**DATASET RECORDS:**
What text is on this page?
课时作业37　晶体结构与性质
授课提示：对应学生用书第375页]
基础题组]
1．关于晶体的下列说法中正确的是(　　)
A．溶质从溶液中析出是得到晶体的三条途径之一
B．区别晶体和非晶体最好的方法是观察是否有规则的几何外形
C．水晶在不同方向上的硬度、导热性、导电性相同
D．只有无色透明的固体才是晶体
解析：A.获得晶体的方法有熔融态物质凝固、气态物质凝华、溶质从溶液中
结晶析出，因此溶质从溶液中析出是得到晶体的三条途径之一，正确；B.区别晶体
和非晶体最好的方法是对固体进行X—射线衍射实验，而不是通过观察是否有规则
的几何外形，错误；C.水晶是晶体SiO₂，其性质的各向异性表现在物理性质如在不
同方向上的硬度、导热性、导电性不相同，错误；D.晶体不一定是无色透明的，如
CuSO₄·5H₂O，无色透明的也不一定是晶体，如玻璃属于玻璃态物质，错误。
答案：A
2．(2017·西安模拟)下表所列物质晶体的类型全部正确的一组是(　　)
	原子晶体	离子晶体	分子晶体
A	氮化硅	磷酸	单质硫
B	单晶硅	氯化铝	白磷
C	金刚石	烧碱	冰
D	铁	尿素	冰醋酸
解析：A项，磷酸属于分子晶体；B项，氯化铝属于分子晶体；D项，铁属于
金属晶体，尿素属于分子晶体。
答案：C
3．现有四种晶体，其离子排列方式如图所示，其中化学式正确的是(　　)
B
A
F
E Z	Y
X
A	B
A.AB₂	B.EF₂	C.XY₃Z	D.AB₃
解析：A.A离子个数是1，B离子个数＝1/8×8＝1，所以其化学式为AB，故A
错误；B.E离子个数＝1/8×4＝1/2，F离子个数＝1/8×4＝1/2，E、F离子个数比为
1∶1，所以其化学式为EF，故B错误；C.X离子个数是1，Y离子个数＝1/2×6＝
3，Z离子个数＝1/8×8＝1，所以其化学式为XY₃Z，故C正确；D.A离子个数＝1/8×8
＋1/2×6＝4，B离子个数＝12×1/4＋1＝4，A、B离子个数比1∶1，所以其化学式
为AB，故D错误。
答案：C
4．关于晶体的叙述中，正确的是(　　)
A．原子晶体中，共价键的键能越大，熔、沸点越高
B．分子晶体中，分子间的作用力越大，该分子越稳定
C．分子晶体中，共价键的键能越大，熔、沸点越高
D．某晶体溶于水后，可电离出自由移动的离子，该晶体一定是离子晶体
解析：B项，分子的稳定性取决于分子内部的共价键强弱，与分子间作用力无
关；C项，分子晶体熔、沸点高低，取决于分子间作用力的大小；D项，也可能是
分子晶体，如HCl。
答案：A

**WRITTEN REQUEST:**
Which lines include the word "分子晶体中"? List them all.

**ANSWER BELOW:**
B．分子晶体中，分子间的作用力越大，该分子越稳定
C．分子晶体中，共价键的键能越大，熔、沸点越高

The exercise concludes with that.